◆ WHAT YOU ARE ASKED TO DO ◆
Which lines have the string "name"? Copy all of them from the entries below.

--- begin INFORMATION GIVEN ---

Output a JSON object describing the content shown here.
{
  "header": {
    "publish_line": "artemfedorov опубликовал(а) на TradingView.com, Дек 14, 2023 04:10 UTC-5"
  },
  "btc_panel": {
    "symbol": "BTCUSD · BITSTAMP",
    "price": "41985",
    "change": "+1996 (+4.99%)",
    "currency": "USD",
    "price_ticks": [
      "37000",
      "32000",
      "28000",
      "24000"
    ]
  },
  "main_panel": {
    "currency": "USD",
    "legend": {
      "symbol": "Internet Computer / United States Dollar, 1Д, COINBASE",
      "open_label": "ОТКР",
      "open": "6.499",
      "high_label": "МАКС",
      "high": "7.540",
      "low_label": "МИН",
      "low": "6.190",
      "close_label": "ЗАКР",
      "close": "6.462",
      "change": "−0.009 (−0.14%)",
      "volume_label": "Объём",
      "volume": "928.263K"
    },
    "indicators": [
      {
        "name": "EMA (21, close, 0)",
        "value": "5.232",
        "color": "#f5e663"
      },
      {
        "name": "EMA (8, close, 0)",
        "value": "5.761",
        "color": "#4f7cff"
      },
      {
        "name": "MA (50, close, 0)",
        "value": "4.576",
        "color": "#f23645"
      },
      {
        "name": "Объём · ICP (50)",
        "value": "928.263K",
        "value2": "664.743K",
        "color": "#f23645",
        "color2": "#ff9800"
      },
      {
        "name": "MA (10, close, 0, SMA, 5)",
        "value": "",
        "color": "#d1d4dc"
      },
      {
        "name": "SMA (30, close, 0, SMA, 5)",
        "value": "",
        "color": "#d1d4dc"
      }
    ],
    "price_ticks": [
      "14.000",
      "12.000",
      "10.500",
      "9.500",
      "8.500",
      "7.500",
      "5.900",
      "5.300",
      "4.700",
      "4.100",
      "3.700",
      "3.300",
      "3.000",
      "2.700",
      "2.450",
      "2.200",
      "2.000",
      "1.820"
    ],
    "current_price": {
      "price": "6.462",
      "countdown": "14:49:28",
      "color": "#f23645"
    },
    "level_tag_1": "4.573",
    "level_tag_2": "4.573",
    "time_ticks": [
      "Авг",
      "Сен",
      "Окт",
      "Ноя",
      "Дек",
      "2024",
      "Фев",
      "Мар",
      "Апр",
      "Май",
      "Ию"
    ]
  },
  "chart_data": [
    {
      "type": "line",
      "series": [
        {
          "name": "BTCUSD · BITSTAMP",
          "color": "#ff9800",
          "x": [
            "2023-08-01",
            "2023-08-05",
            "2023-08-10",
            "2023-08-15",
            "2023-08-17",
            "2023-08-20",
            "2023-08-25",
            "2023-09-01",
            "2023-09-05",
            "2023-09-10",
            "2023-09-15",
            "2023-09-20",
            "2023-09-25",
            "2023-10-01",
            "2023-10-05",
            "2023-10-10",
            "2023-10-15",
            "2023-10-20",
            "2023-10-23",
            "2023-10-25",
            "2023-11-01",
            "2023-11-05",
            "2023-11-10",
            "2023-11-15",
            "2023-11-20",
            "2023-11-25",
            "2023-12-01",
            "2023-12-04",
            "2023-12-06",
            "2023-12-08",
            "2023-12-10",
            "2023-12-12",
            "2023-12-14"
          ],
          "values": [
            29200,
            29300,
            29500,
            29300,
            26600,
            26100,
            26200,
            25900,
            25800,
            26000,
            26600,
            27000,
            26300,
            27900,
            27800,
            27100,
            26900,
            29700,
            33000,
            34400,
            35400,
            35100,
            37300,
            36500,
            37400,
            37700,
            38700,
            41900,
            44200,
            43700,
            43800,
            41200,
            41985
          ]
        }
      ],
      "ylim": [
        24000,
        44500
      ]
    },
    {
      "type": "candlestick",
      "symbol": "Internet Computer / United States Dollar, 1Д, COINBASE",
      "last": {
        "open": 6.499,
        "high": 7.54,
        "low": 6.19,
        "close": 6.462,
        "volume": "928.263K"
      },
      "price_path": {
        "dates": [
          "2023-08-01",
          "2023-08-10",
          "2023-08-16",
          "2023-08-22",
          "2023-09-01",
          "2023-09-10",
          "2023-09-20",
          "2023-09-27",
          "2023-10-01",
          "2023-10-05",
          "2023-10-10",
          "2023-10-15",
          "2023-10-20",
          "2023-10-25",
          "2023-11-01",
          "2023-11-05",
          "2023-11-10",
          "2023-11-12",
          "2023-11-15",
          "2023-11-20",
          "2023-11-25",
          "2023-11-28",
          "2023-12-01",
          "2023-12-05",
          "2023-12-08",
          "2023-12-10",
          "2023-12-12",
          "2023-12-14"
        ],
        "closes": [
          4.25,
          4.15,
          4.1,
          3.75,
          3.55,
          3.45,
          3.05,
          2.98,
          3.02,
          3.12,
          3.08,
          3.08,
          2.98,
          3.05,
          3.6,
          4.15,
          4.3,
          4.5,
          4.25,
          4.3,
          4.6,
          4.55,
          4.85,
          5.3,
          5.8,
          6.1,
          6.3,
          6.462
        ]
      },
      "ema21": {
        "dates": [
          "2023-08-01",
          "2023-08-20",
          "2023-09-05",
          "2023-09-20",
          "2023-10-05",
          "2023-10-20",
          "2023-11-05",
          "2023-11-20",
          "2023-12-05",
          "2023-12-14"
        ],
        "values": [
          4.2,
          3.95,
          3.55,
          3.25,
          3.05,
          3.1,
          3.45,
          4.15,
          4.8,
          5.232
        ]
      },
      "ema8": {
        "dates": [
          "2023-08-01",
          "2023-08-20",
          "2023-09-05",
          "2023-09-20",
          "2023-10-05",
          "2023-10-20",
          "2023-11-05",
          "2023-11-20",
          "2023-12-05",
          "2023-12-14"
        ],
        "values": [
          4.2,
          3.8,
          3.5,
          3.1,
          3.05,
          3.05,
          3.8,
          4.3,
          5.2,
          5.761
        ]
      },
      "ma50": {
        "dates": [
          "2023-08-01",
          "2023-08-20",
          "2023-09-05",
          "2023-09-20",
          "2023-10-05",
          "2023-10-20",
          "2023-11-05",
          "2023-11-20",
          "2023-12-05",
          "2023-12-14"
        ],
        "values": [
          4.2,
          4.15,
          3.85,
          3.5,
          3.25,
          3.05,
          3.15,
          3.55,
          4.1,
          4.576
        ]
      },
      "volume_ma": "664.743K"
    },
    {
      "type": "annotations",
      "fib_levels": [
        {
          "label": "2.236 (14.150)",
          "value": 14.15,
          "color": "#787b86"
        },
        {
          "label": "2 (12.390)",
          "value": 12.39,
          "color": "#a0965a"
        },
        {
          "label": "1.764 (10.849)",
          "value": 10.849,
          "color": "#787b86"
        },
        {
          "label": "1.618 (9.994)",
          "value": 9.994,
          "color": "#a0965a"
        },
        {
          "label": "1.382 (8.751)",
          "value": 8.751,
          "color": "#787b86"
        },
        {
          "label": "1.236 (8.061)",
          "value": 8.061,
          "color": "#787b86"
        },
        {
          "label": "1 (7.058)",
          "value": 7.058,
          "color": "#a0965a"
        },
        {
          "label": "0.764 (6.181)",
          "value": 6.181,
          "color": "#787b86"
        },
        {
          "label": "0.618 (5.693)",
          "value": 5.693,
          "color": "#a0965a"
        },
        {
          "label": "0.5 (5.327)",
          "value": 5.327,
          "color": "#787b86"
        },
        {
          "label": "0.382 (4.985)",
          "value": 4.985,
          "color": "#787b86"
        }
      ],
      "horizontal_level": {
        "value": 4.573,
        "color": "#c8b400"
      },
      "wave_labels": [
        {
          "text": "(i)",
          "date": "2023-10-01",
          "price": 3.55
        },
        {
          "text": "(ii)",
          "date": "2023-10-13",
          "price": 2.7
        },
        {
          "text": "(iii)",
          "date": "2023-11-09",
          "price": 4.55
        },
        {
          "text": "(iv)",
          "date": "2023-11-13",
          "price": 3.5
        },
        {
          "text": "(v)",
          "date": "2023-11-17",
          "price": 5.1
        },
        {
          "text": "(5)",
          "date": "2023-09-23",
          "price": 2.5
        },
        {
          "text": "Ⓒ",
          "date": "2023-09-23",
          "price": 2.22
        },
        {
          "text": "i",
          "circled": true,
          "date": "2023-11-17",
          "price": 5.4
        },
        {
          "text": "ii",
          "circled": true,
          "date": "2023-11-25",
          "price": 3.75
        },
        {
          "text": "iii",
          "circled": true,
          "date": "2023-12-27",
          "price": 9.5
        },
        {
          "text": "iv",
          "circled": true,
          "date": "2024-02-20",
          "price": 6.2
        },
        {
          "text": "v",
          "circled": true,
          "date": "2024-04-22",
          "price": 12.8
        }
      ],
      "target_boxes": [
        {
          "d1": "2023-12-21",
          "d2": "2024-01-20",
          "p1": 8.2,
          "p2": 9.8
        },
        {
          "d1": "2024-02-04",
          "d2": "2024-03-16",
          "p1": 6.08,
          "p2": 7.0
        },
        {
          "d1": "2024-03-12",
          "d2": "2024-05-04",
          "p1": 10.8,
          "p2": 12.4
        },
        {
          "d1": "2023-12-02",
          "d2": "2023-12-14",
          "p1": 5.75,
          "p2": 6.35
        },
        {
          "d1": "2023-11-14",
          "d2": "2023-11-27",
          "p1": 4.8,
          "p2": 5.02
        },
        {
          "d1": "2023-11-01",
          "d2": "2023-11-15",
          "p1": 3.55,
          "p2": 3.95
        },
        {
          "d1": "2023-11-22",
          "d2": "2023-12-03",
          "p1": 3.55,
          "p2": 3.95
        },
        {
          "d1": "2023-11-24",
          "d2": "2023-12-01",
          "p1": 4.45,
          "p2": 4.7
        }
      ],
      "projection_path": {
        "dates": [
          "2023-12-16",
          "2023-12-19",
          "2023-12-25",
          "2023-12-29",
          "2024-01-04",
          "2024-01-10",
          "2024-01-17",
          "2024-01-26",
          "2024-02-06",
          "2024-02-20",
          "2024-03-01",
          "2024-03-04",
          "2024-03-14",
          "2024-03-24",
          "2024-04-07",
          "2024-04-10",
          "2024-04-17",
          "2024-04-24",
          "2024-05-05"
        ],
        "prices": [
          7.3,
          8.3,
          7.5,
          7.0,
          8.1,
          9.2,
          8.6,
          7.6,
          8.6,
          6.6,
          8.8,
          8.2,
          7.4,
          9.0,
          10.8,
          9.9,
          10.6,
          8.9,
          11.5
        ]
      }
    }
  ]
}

--- end INFORMATION GIVEN ---

◆ FULL OUTPUT ◆
        "name": "EMA (21, close, 0)",
        "name": "EMA (8, close, 0)",
        "name": "MA (50, close, 0)",
        "name": "Объём · ICP (50)",
        "name": "MA (10, close, 0, SMA, 5)",
        "name": "SMA (30, close, 0, SMA, 5)",
          "name": "BTCUSD · BITSTAMP",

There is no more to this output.